Task to carry out – Quote all of the data below word for word, but leave out the pictures.

(Layout coordinate data)
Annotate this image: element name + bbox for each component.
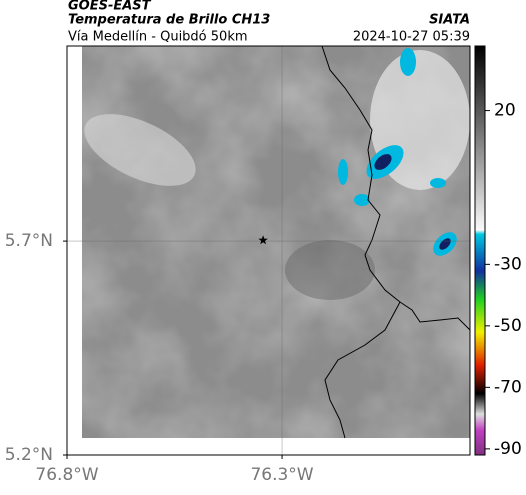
x-tick-label: 76.8°W	[35, 465, 98, 485]
location-marker	[258, 235, 268, 245]
product: Temperatura de Brillo CH13	[68, 13, 270, 28]
border	[321, 45, 471, 331]
org: SIATA	[429, 13, 470, 28]
colorbar-label: 20	[494, 101, 516, 121]
labels: 76.8°W 76.3°W 5.2°N 5.7°N 20 -30 -50 -70 -90	[5, 101, 522, 485]
cold-top	[430, 178, 446, 188]
y-tick-label: 5.7°N	[5, 231, 53, 251]
cold-top	[374, 154, 392, 170]
cold-top	[354, 194, 370, 206]
border	[324, 301, 401, 439]
frame	[66, 45, 471, 456]
cold-top	[338, 159, 348, 185]
y-tick-label: 5.2°N	[5, 445, 53, 465]
satellite: GOES-EAST	[68, 0, 152, 14]
cloud	[285, 240, 375, 300]
route: Vía Medellín - Quibdó 50km	[68, 30, 248, 45]
colorbar	[474, 45, 486, 456]
satellite-image	[82, 45, 471, 439]
colorbar-label: -90	[494, 439, 522, 459]
colorbar-label: -50	[494, 316, 522, 336]
colorbar-label: -30	[494, 254, 522, 274]
cold-top	[400, 48, 416, 76]
x-tick-label: 76.3°W	[250, 465, 313, 485]
colorbar-label: -70	[494, 377, 522, 397]
timestamp: 2024-10-27 05:39	[353, 30, 470, 45]
cloud	[84, 114, 196, 186]
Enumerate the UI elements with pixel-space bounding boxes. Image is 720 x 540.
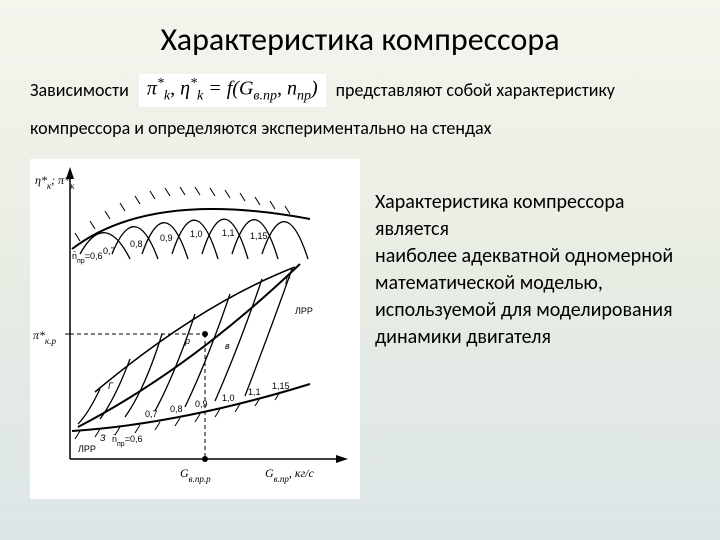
svg-text:π*к.р: π*к.р (33, 328, 56, 346)
line1-prefix: Зависимости (30, 79, 129, 101)
svg-text:n̄пр=0,6: n̄пр=0,6 (112, 434, 142, 448)
svg-text:1,1: 1,1 (222, 228, 235, 238)
svg-text:1,1: 1,1 (248, 387, 261, 397)
description-paragraph: Характеристика компрессора является наиб… (375, 159, 690, 499)
svg-text:0,8: 0,8 (170, 404, 183, 414)
line1-suffix: представляют собой характеристику (336, 79, 615, 101)
svg-text:в: в (225, 341, 230, 351)
svg-text:0,8: 0,8 (130, 239, 143, 249)
svg-text:ЛРР: ЛРР (295, 306, 313, 316)
formula: π*k, η*k = f(Gв.пр, nпр) (139, 74, 326, 107)
svg-text:0,7: 0,7 (145, 409, 158, 419)
svg-text:η*к; π*к: η*к; π*к (35, 173, 75, 191)
compressor-chart: η*к; π*к π*к.р 0,7 0,8 0,9 1,0 (30, 159, 360, 499)
svg-text:1,15: 1,15 (272, 381, 290, 391)
intro-line-1: Зависимости π*k, η*k = f(Gв.пр, nпр) пре… (30, 74, 690, 107)
intro-line-2: компрессора и определяются экспериментал… (30, 117, 690, 139)
svg-text:0,7: 0,7 (103, 246, 116, 256)
svg-text:0,9: 0,9 (160, 233, 173, 243)
page-title: Характеристика компрессора (30, 20, 690, 59)
svg-text:Г: Г (285, 276, 291, 286)
svg-text:1,15: 1,15 (250, 231, 268, 241)
svg-text:Г: Г (108, 381, 114, 391)
svg-text:1,0: 1,0 (222, 393, 235, 403)
chart-svg: η*к; π*к π*к.р 0,7 0,8 0,9 1,0 (30, 159, 360, 499)
svg-text:Gв.пр.р: Gв.пр.р (180, 466, 211, 484)
svg-text:р: р (184, 336, 190, 346)
svg-text:1,0: 1,0 (190, 229, 203, 239)
svg-text:n̄пр=0,6: n̄пр=0,6 (72, 251, 102, 265)
svg-text:Gв.пр, кг/с: Gв.пр, кг/с (265, 466, 314, 484)
svg-text:ЛРР: ЛРР (78, 444, 96, 454)
svg-text:З: З (100, 433, 106, 443)
svg-text:0,9: 0,9 (195, 399, 208, 409)
content-row: η*к; π*к π*к.р 0,7 0,8 0,9 1,0 (30, 159, 690, 499)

Result –
Annotate this image: element name + bbox for each component.
x-tick-label: 76.8°W	[35, 465, 98, 485]
location-marker	[258, 235, 268, 245]
product: Temperatura de Brillo CH13	[68, 13, 270, 28]
border	[321, 45, 471, 331]
org: SIATA	[429, 13, 470, 28]
colorbar-label: 20	[494, 101, 516, 121]
labels: 76.8°W 76.3°W 5.2°N 5.7°N 20 -30 -50 -70 -90	[5, 101, 522, 485]
cold-top	[430, 178, 446, 188]
y-tick-label: 5.7°N	[5, 231, 53, 251]
cold-top	[374, 154, 392, 170]
cold-top	[354, 194, 370, 206]
border	[324, 301, 401, 439]
frame	[66, 45, 471, 456]
cold-top	[338, 159, 348, 185]
y-tick-label: 5.2°N	[5, 445, 53, 465]
satellite: GOES-EAST	[68, 0, 152, 14]
cloud	[285, 240, 375, 300]
route: Vía Medellín - Quibdó 50km	[68, 30, 248, 45]
colorbar	[474, 45, 486, 456]
satellite-image	[82, 45, 471, 439]
colorbar-label: -90	[494, 439, 522, 459]
colorbar-label: -50	[494, 316, 522, 336]
colorbar-label: -30	[494, 254, 522, 274]
cold-top	[400, 48, 416, 76]
x-tick-label: 76.3°W	[250, 465, 313, 485]
colorbar-label: -70	[494, 377, 522, 397]
timestamp: 2024-10-27 05:39	[353, 30, 470, 45]
cloud	[84, 114, 196, 186]
Enumerate the UI elements with pixel-space bounding boxes. Image is 720 x 540.
svg-text:π*к.р: π*к.р (33, 328, 56, 346)
line1-prefix: Зависимости (30, 79, 129, 101)
svg-text:n̄пр=0,6: n̄пр=0,6 (112, 434, 142, 448)
svg-text:1,1: 1,1 (222, 228, 235, 238)
svg-text:1,1: 1,1 (248, 387, 261, 397)
description-paragraph: Характеристика компрессора является наиб… (375, 159, 690, 499)
svg-text:0,8: 0,8 (170, 404, 183, 414)
line1-suffix: представляют собой характеристику (336, 79, 615, 101)
svg-text:в: в (225, 341, 230, 351)
svg-text:0,8: 0,8 (130, 239, 143, 249)
svg-text:ЛРР: ЛРР (295, 306, 313, 316)
formula: π*k, η*k = f(Gв.пр, nпр) (139, 74, 326, 107)
svg-text:0,7: 0,7 (145, 409, 158, 419)
svg-text:η*к; π*к: η*к; π*к (35, 173, 75, 191)
compressor-chart: η*к; π*к π*к.р 0,7 0,8 0,9 1,0 (30, 159, 360, 499)
svg-text:1,15: 1,15 (272, 381, 290, 391)
intro-line-1: Зависимости π*k, η*k = f(Gв.пр, nпр) пре… (30, 74, 690, 107)
intro-line-2: компрессора и определяются экспериментал… (30, 117, 690, 139)
svg-text:0,7: 0,7 (103, 246, 116, 256)
svg-text:0,9: 0,9 (160, 233, 173, 243)
page-title: Характеристика компрессора (30, 20, 690, 59)
svg-text:Г: Г (285, 276, 291, 286)
svg-text:1,15: 1,15 (250, 231, 268, 241)
svg-text:Г: Г (108, 381, 114, 391)
svg-text:1,0: 1,0 (222, 393, 235, 403)
chart-svg: η*к; π*к π*к.р 0,7 0,8 0,9 1,0 (30, 159, 360, 499)
svg-text:Gв.пр.р: Gв.пр.р (180, 466, 211, 484)
svg-text:р: р (184, 336, 190, 346)
svg-text:1,0: 1,0 (190, 229, 203, 239)
svg-text:n̄пр=0,6: n̄пр=0,6 (72, 251, 102, 265)
svg-text:Gв.пр, кг/с: Gв.пр, кг/с (265, 466, 314, 484)
svg-text:ЛРР: ЛРР (78, 444, 96, 454)
svg-text:З: З (100, 433, 106, 443)
svg-text:0,9: 0,9 (195, 399, 208, 409)
content-row: η*к; π*к π*к.р 0,7 0,8 0,9 1,0 (30, 159, 690, 499)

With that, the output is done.